What you have to do: Find and copy each line of the records where the string "CLASS" shows up.
**** Material shown ****
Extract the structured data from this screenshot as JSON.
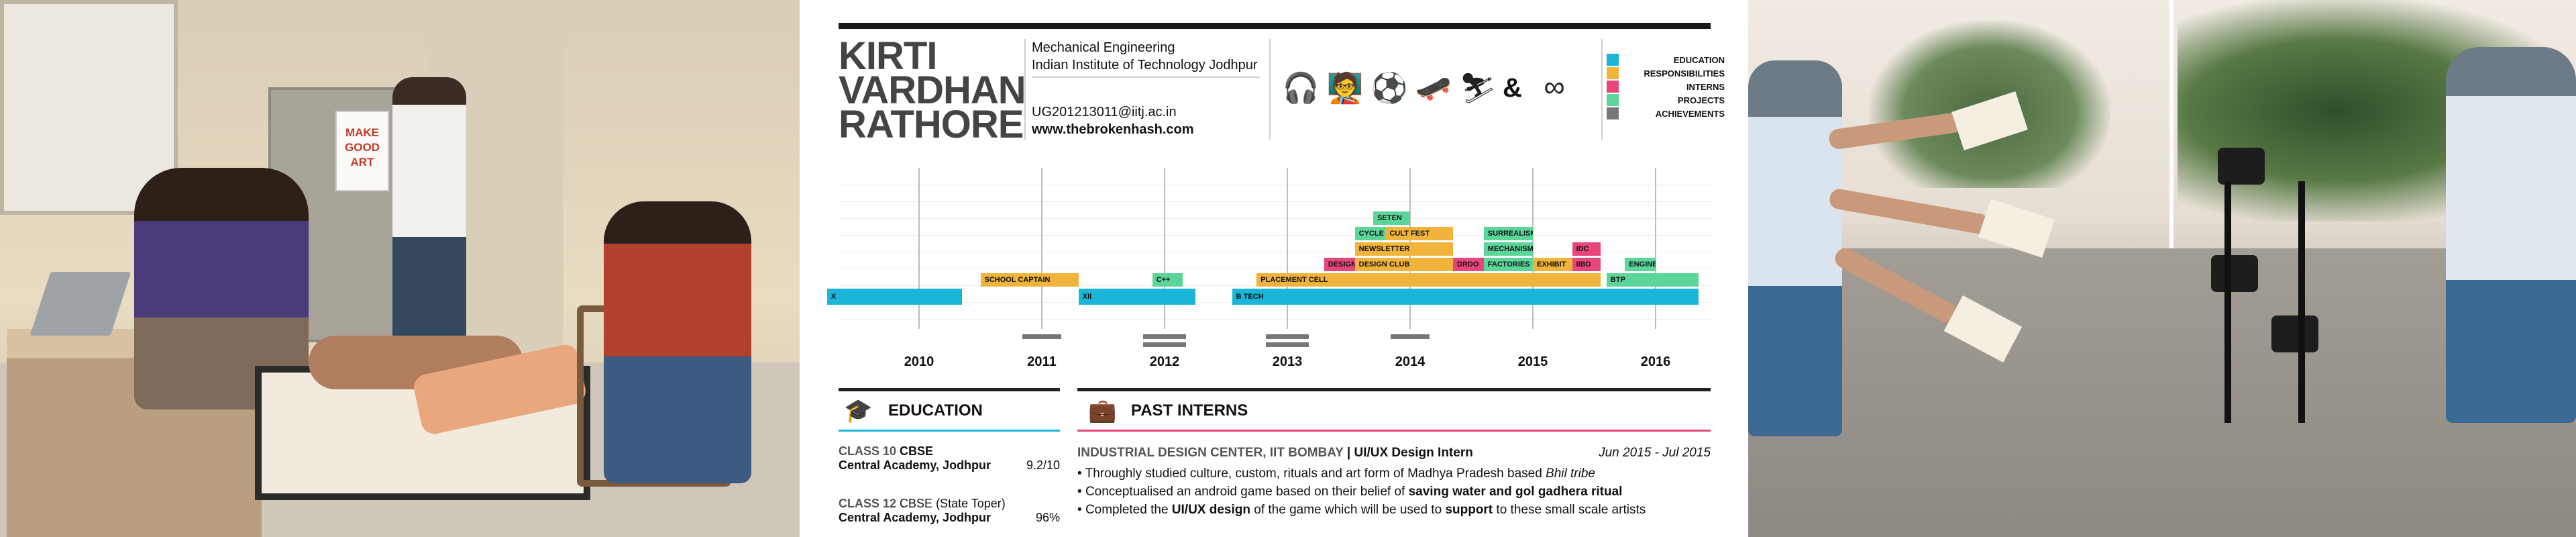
{
  "resume": {
    "name_lines": [
      "KIRTI",
      "VARDHAN",
      "RATHORE"
    ],
    "department": "Mechanical Engineering",
    "institute": "Indian Institute of Technology Jodhpur",
    "email": "UG201213011@iitj.ac.in",
    "website": "www.thebrokenhash.com",
    "ampersand": "&",
    "icons": [
      "headphones-icon",
      "presenter-icon",
      "football-player-icon",
      "skater-icon",
      "skier-icon",
      "infinity-link-icon"
    ],
    "legend": [
      {
        "label": "EDUCATION",
        "color": "#19b6d8"
      },
      {
        "label": "RESPONSIBILITIES",
        "color": "#f0b43c"
      },
      {
        "label": "INTERNS",
        "color": "#e8457a"
      },
      {
        "label": "PROJECTS",
        "color": "#5cd59a"
      },
      {
        "label": "ACHIEVEMENTS",
        "color": "#777777"
      }
    ],
    "timeline": {
      "years": [
        "2010",
        "2011",
        "2012",
        "2013",
        "2014",
        "2015",
        "2016"
      ],
      "bars": [
        {
          "label": "X",
          "color": "#19b6d8",
          "start": 2009.25,
          "end": 2010.35,
          "row": 0
        },
        {
          "label": "SCHOOL CAPTAIN",
          "color": "#f0b43c",
          "start": 2010.5,
          "end": 2011.3,
          "row": 1
        },
        {
          "label": "XII",
          "color": "#19b6d8",
          "start": 2011.3,
          "end": 2012.25,
          "row": 0
        },
        {
          "label": "C++",
          "color": "#5cd59a",
          "start": 2011.9,
          "end": 2012.15,
          "row": 1
        },
        {
          "label": "B TECH",
          "color": "#19b6d8",
          "start": 2012.55,
          "end": 2016.35,
          "row": 0
        },
        {
          "label": "PLACEMENT CELL",
          "color": "#f0b43c",
          "start": 2012.75,
          "end": 2015.55,
          "row": 1
        },
        {
          "label": "BTP",
          "color": "#5cd59a",
          "start": 2015.6,
          "end": 2016.35,
          "row": 1
        },
        {
          "label": "DESIGN",
          "color": "#e8457a",
          "start": 2013.3,
          "end": 2013.55,
          "row": 2
        },
        {
          "label": "DESIGN CLUB",
          "color": "#f0b43c",
          "start": 2013.55,
          "end": 2014.35,
          "row": 2
        },
        {
          "label": "DRDO",
          "color": "#e8457a",
          "start": 2014.35,
          "end": 2014.6,
          "row": 2
        },
        {
          "label": "FACTORIES",
          "color": "#5cd59a",
          "start": 2014.6,
          "end": 2015.0,
          "row": 2
        },
        {
          "label": "EXHIBIT",
          "color": "#f0b43c",
          "start": 2015.0,
          "end": 2015.32,
          "row": 2
        },
        {
          "label": "IIBD",
          "color": "#e8457a",
          "start": 2015.32,
          "end": 2015.55,
          "row": 2
        },
        {
          "label": "ENGINE",
          "color": "#5cd59a",
          "start": 2015.75,
          "end": 2016.0,
          "row": 2
        },
        {
          "label": "NEWSLETTER",
          "color": "#f0b43c",
          "start": 2013.55,
          "end": 2014.35,
          "row": 3
        },
        {
          "label": "MECHANISM",
          "color": "#5cd59a",
          "start": 2014.6,
          "end": 2015.0,
          "row": 3
        },
        {
          "label": "IDC",
          "color": "#e8457a",
          "start": 2015.32,
          "end": 2015.55,
          "row": 3
        },
        {
          "label": "CYCLE",
          "color": "#5cd59a",
          "start": 2013.55,
          "end": 2013.8,
          "row": 4
        },
        {
          "label": "CULT FEST",
          "color": "#f0b43c",
          "start": 2013.8,
          "end": 2014.35,
          "row": 4
        },
        {
          "label": "SURREALISM",
          "color": "#5cd59a",
          "start": 2014.6,
          "end": 2015.0,
          "row": 4
        },
        {
          "label": "SETEN",
          "color": "#5cd59a",
          "start": 2013.7,
          "end": 2014.0,
          "row": 5
        }
      ],
      "achievement_marks": [
        {
          "x": 2011.0,
          "count": 1
        },
        {
          "x": 2012.0,
          "count": 2
        },
        {
          "x": 2013.0,
          "count": 2
        },
        {
          "x": 2014.0,
          "count": 1
        }
      ]
    },
    "education": {
      "title": "EDUCATION",
      "entries": [
        {
          "class_label": "CLASS 10",
          "board": "CBSE",
          "school": "Central Academy, Jodhpur",
          "score": "9.2/10"
        },
        {
          "class_label": "CLASS 12",
          "board": "CBSE (State Toper)",
          "school": "Central Academy, Jodhpur",
          "score": "96%"
        }
      ]
    },
    "interns": {
      "title": "PAST INTERNS",
      "org": "INDUSTRIAL DESIGN CENTER, IIT BOMBAY",
      "separator": " | ",
      "role": "UI/UX Design Intern",
      "dates": "Jun 2015 - Jul 2015",
      "bullets": [
        {
          "parts": [
            {
              "text": "Throughly studied culture, custom, rituals and art form of Madhya Pradesh based ",
              "style": ""
            },
            {
              "text": "Bhil tribe",
              "style": "italic"
            }
          ]
        },
        {
          "parts": [
            {
              "text": "Conceptualised an android game based on their belief of ",
              "style": ""
            },
            {
              "text": "saving water and gol gadhera ritual",
              "style": "bold"
            }
          ]
        },
        {
          "parts": [
            {
              "text": "Completed the ",
              "style": ""
            },
            {
              "text": "UI/UX design",
              "style": "bold"
            },
            {
              "text": " of the game which will be used to ",
              "style": ""
            },
            {
              "text": "support",
              "style": "bold"
            },
            {
              "text": " to these small scale artists",
              "style": ""
            }
          ]
        }
      ]
    }
  },
  "photos": {
    "left_poster_text": [
      "MAKE",
      "GOOD",
      "ART"
    ]
  }
}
****
Full output:
          "class_label": "CLASS 10",
          "class_label": "CLASS 12",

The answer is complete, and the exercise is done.